* _Your instructions_: Type out the complete listing below word for word, without its pictures.

* _Task data_:
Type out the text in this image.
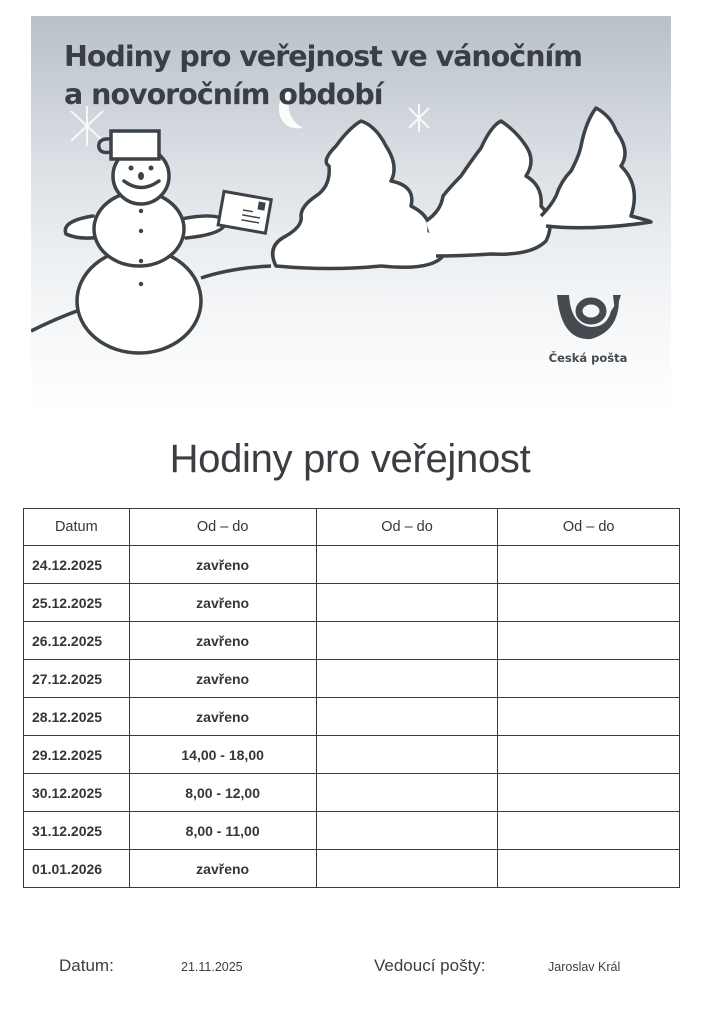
Hodiny pro veřejnost ve vánočním
a novoročním období
Česká pošta
Hodiny pro veřejnost
Datum	Od – do	Od – do	Od – do
24.12.2025	zavřeno		
25.12.2025	zavřeno		
26.12.2025	zavřeno		
27.12.2025	zavřeno		
28.12.2025	zavřeno		
29.12.2025	14,00 - 18,00		
30.12.2025	8,00 - 12,00		
31.12.2025	8,00 - 11,00		
01.01.2026	zavřeno		
Datum:	21.11.2025	Vedoucí pošty:	Jaroslav Král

* _The completed task_:
Type out the text in this image.
Hodiny pro veřejnost ve vánočním
a novoročním období
Česká pošta
Hodiny pro veřejnost
Datum	Od – do	Od – do	Od – do
24.12.2025	zavřeno		
25.12.2025	zavřeno		
26.12.2025	zavřeno		
27.12.2025	zavřeno		
28.12.2025	zavřeno		
29.12.2025	14,00 - 18,00		
30.12.2025	8,00 - 12,00		
31.12.2025	8,00 - 11,00		
01.01.2026	zavřeno		
Datum:	21.11.2025	Vedoucí pošty:	Jaroslav Král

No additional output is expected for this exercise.